> Job:
Count the lines in the rows below that contain the word "equipment", and reply with that number alone.

- - - -

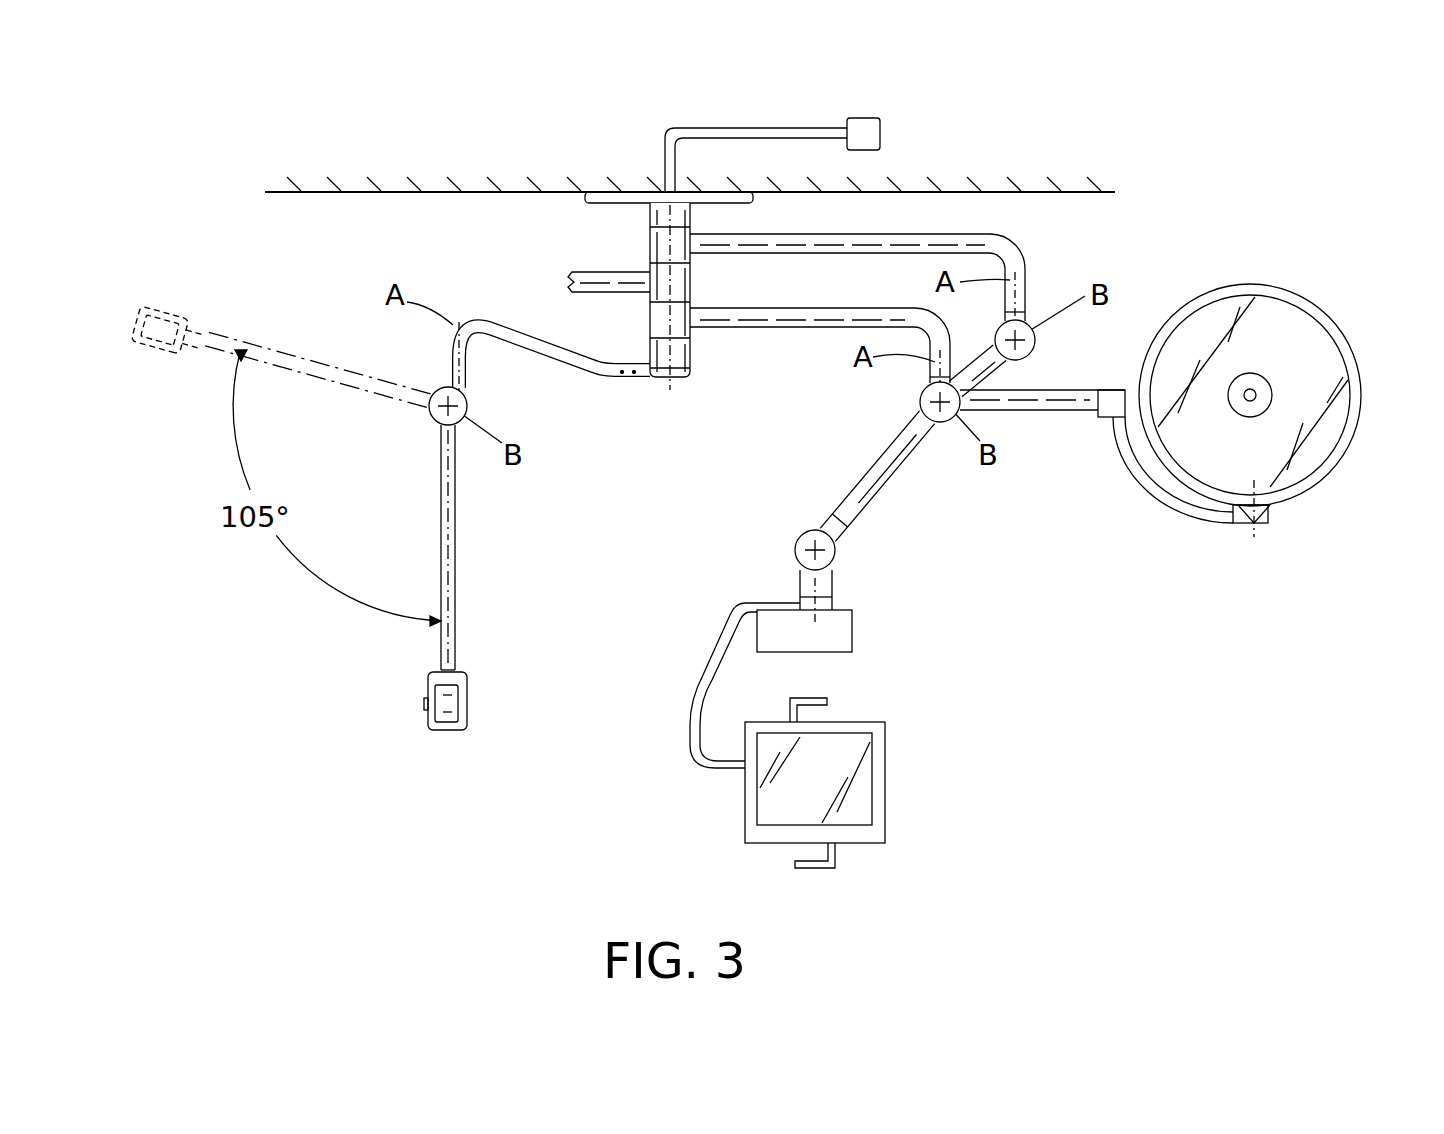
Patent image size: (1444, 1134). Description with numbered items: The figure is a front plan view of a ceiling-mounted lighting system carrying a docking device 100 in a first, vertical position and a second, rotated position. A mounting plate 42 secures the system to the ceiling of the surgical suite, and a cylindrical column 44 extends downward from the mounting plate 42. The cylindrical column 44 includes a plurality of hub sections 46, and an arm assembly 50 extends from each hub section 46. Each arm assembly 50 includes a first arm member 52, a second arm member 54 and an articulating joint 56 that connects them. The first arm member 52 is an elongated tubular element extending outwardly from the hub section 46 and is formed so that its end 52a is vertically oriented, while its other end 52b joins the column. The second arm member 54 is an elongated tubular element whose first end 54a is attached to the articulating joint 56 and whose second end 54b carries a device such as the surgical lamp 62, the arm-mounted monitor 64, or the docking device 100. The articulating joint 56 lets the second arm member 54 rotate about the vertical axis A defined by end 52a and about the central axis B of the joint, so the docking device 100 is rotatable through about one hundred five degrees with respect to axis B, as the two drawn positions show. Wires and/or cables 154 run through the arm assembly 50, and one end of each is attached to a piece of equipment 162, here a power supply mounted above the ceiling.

The mounting plate 42 is at (605, 191).
The cylindrical column 44 is at (640, 213).
The hub sections 46 is at (683, 283).
The arm assembly 50 is at (515, 308).
The first arm member 52 is at (914, 226).
The end of first arm member 52a is at (1025, 297).
The first arm proximal end 52b is at (621, 380).
The second arm member 54 is at (466, 540).
The first end of second arm member 54a is at (440, 468).
The second end of second arm member 54b is at (457, 657).
The articulating joint 56 is at (428, 416).
The surgical lamp 62 is at (1345, 335).
The arm-mounted monitor 64 is at (886, 772).
The docking device 100 is at (145, 360).
The wires and/or cables 154 is at (710, 130).
The equipment 162 is at (880, 136).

- - - -

> Final result:
2